Data entries
━━━━━━━━━━━━━━━━
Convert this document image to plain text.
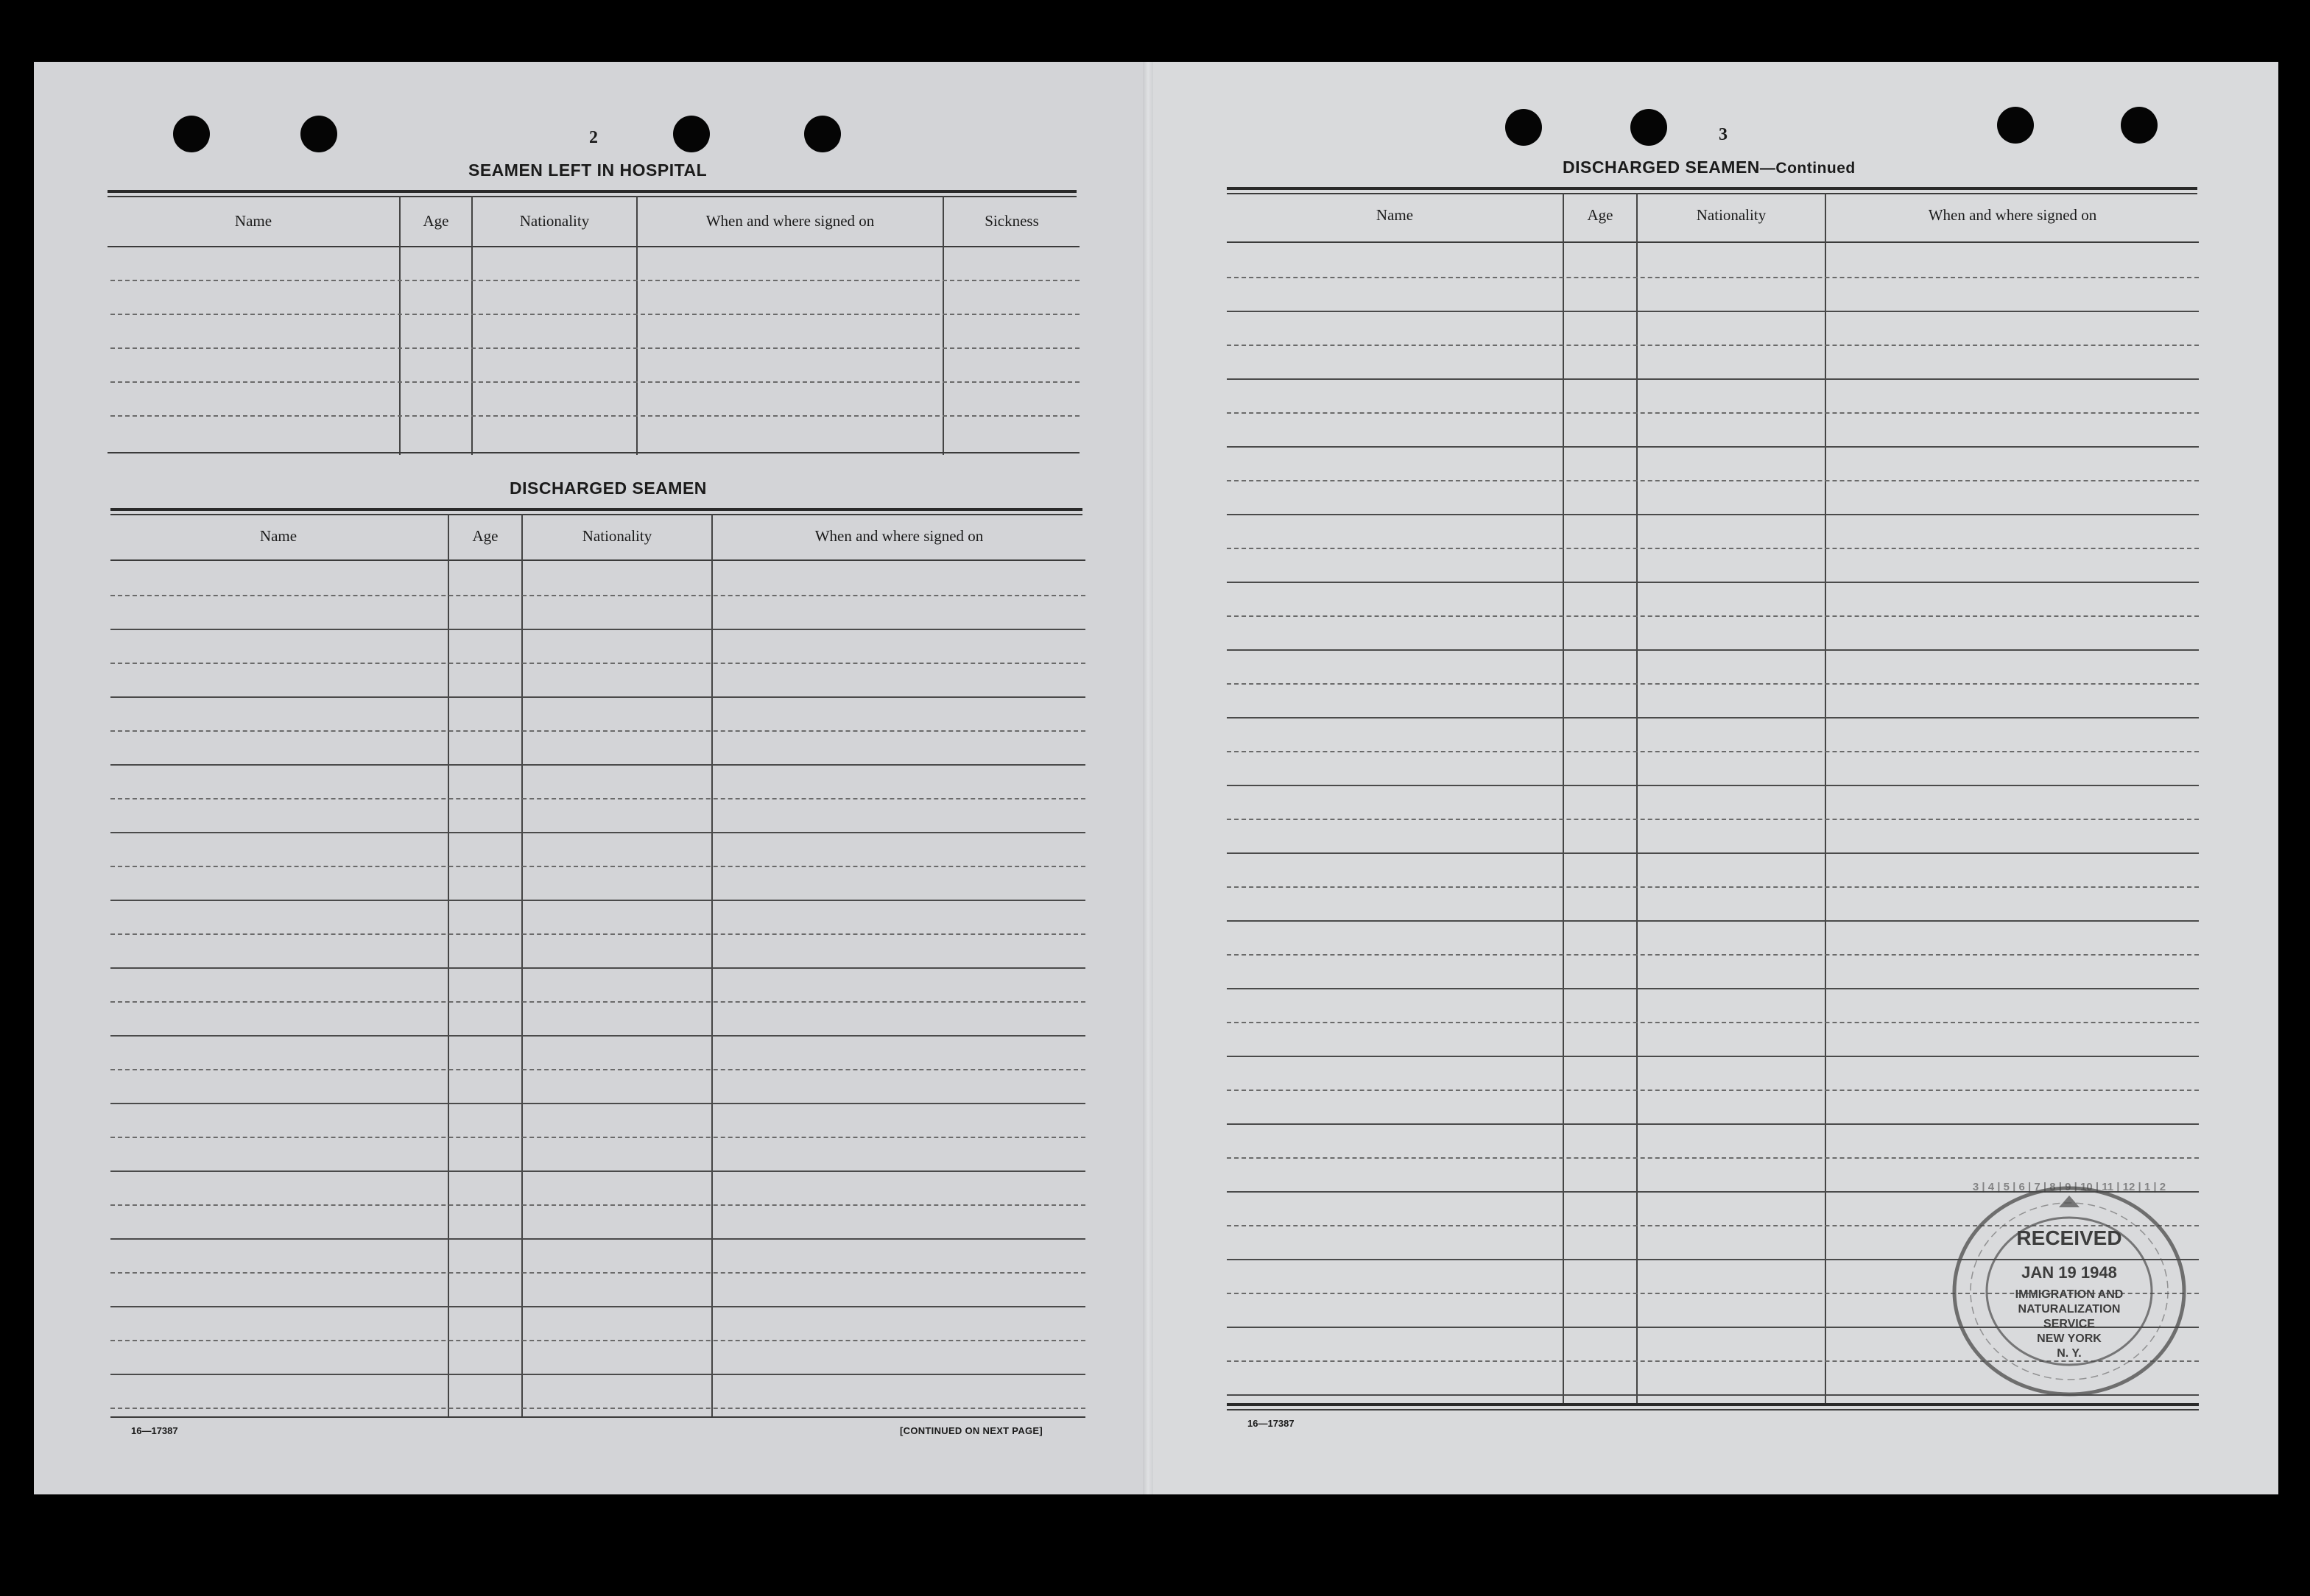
2
SEAMEN LEFT IN HOSPITAL
Name	Age	Nationality	When and where signed on	Sickness
DISCHARGED SEAMEN
Name	Age	Nationality	When and where signed on
16—17387	[CONTINUED ON NEXT PAGE]
3
DISCHARGED SEAMEN—Continued
Name	Age	Nationality	When and where signed on
16—17387
3 | 4 | 5 | 6 | 7 | 8 | 9 | 10 | 11 | 12 | 1 | 2
RECEIVED
JAN 19 1948
IMMIGRATION AND
NATURALIZATION
SERVICE
NEW YORK
N. Y.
━━━━━━━━━━━━━━━━
▶ EXERCISE GOAL:
Set down the lines of the records above exactly, apart from the pictures.

▶ ANSWER TO THIS PROBLEM:
Convert this document image to plain text.
2
SEAMEN LEFT IN HOSPITAL
Name	Age	Nationality	When and where signed on	Sickness
DISCHARGED SEAMEN
Name	Age	Nationality	When and where signed on
16—17387	[CONTINUED ON NEXT PAGE]
3
DISCHARGED SEAMEN—Continued
Name	Age	Nationality	When and where signed on
16—17387
3 | 4 | 5 | 6 | 7 | 8 | 9 | 10 | 11 | 12 | 1 | 2
RECEIVED
JAN 19 1948
IMMIGRATION AND
NATURALIZATION
SERVICE
NEW YORK
N. Y.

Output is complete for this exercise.